Information provided:

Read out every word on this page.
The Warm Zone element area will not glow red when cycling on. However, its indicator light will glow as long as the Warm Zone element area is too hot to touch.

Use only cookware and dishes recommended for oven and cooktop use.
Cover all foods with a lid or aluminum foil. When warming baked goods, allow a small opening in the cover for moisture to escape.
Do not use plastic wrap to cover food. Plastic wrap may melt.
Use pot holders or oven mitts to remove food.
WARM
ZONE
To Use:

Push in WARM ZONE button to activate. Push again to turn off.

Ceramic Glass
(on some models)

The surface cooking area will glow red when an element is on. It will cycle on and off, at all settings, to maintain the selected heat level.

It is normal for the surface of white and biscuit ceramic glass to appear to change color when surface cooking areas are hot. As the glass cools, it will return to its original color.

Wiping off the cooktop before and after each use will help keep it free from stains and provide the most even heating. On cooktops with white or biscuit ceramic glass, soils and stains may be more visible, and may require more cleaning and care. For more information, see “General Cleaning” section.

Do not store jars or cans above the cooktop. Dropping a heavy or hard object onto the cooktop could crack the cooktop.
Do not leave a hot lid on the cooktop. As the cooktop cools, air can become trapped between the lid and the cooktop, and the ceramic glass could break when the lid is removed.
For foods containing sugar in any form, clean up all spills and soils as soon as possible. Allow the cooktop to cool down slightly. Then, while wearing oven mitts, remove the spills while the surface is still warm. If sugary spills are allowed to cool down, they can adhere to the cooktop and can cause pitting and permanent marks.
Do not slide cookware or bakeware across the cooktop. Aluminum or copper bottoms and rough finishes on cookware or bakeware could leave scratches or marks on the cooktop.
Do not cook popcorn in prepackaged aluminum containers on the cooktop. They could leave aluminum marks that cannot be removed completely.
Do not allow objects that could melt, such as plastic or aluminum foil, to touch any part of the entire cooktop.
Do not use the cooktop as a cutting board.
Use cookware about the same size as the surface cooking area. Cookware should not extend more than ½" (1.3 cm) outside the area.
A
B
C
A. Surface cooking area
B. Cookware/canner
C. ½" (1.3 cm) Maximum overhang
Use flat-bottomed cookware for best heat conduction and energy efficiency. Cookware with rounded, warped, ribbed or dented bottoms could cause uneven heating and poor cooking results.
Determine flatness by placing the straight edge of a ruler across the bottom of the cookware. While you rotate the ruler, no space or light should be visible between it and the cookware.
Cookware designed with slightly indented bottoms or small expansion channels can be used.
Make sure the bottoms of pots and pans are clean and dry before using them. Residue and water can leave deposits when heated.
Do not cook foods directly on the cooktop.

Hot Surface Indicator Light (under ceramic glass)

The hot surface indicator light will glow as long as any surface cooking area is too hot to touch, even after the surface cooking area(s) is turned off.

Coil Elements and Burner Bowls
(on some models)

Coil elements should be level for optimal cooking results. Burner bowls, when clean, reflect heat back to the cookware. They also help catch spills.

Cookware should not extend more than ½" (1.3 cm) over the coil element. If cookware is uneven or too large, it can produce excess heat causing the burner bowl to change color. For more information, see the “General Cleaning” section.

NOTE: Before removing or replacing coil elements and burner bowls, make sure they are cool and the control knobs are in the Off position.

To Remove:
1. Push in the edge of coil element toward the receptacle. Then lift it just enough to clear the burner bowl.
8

Exercise details:
Identify each line of the material where the word "that" shows up, and copy it.

Solution for this task:
Do not cook popcorn in prepackaged aluminum containers on the cooktop. They could leave aluminum marks that cannot be removed completely.
Do not allow objects that could melt, such as plastic or aluminum foil, to touch any part of the entire cooktop.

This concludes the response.